Gather up every line from the entries below that uses the word "simbol".

....

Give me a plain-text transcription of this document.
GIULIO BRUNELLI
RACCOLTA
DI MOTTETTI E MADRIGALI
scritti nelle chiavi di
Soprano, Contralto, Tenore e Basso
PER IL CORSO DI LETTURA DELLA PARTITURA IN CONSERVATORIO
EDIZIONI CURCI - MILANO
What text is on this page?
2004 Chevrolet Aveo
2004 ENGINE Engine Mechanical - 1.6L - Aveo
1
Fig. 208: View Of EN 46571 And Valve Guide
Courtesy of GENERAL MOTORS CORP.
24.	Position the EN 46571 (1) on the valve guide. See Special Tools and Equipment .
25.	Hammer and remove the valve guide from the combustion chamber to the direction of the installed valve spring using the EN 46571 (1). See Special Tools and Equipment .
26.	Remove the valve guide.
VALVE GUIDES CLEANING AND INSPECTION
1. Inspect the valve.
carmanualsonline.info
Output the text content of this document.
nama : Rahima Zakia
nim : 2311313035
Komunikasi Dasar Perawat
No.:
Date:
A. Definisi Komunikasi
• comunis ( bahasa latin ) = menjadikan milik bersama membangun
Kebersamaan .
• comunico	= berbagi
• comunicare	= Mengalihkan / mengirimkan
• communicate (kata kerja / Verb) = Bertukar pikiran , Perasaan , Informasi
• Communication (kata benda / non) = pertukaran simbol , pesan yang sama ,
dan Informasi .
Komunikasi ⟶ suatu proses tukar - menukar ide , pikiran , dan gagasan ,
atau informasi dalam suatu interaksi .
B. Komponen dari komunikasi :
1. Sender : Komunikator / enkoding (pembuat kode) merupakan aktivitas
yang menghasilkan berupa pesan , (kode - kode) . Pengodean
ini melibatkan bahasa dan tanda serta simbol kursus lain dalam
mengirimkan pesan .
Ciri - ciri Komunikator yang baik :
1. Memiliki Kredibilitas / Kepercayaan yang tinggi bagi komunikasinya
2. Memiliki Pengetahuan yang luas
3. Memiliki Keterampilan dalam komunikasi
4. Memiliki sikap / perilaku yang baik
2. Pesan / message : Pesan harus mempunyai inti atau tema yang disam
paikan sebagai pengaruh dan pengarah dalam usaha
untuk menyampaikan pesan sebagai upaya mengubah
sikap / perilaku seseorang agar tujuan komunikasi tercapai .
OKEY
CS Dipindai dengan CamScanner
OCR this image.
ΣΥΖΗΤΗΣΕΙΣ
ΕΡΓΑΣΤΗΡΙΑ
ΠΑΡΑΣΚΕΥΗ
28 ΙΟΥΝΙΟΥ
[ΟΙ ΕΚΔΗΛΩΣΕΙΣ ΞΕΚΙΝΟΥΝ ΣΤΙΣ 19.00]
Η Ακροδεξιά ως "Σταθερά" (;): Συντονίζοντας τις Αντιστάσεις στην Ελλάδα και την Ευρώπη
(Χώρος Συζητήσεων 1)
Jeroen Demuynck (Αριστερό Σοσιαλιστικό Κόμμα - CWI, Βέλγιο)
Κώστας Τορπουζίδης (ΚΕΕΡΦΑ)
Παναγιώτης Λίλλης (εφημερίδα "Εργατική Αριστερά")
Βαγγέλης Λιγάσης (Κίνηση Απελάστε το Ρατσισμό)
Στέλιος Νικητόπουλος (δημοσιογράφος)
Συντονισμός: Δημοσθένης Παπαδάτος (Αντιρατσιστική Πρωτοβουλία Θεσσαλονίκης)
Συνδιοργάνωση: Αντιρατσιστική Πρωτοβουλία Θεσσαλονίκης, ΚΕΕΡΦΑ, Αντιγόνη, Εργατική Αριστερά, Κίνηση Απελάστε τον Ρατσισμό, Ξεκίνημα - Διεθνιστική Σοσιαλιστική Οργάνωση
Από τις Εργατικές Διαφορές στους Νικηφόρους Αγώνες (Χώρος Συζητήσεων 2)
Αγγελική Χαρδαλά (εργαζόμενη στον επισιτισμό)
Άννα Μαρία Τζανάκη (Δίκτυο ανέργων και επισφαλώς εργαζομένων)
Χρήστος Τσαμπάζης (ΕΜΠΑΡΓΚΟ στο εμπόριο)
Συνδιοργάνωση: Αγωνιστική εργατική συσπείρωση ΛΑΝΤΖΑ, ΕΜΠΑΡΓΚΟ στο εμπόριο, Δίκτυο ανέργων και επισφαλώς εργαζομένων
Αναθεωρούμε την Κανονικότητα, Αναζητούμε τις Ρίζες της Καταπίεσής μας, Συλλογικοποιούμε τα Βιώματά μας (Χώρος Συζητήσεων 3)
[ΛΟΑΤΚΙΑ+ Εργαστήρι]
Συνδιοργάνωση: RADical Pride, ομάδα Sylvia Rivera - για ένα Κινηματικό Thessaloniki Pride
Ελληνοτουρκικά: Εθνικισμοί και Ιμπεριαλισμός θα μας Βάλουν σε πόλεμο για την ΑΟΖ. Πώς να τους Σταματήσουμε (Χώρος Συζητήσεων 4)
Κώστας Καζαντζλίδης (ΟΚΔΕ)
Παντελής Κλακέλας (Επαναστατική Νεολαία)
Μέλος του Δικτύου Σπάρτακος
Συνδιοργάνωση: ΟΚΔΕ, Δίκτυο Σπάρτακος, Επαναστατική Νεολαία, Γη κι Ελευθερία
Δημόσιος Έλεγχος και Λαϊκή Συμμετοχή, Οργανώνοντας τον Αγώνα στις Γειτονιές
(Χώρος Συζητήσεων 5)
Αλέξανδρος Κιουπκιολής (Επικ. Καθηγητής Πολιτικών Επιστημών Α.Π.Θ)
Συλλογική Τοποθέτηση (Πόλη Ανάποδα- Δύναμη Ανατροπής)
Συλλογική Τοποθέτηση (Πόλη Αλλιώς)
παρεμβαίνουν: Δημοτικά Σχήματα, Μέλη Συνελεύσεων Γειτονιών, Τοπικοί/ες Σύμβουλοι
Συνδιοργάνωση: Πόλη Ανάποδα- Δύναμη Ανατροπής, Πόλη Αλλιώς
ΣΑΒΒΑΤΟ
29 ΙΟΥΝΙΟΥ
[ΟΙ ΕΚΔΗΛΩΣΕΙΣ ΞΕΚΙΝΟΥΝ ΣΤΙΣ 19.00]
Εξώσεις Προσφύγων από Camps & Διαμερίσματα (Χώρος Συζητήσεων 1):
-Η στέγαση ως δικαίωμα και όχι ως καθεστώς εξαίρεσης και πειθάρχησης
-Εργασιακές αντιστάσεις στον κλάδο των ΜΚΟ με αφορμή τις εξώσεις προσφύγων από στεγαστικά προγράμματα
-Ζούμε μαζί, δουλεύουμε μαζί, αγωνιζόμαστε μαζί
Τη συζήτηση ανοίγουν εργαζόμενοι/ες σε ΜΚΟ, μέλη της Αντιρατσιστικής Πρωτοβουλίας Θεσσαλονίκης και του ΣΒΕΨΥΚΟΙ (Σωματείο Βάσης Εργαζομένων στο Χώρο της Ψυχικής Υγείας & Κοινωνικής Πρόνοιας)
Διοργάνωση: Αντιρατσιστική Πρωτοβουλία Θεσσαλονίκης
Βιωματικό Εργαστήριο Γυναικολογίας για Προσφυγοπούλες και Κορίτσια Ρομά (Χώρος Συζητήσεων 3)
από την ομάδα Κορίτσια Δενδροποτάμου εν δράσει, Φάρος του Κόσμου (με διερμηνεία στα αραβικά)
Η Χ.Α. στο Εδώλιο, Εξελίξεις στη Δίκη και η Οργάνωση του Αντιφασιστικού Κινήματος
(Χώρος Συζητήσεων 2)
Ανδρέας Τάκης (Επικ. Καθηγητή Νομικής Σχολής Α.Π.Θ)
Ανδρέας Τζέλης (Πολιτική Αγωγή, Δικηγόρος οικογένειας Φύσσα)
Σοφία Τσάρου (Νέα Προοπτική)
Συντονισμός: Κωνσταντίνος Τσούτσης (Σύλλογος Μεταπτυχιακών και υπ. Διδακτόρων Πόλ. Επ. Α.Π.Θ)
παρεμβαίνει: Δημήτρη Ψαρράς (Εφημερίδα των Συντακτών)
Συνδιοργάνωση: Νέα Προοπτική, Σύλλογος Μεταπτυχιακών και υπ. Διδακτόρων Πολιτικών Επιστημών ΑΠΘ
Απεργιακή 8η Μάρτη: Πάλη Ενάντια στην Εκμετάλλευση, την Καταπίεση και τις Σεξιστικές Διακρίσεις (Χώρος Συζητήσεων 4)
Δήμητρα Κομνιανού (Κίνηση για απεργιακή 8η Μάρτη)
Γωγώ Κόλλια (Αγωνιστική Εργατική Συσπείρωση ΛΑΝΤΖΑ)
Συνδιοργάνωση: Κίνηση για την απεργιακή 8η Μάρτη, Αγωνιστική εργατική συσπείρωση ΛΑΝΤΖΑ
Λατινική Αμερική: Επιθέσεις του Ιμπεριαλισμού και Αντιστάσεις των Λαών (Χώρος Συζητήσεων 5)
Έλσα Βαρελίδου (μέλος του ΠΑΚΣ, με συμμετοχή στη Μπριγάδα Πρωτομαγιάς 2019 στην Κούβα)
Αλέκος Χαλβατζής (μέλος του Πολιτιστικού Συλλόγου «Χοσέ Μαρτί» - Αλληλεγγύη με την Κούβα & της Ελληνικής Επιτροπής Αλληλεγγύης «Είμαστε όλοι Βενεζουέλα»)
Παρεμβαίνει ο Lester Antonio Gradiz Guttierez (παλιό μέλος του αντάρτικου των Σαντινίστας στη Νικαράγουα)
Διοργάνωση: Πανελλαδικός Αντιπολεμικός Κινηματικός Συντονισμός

....

**COMPLETED EXERCISE:**
• Communication (kata benda / non) = pertukaran simbol , pesan yang sama ,
ini melibatkan bahasa dan tanda serta simbol kursus lain dalam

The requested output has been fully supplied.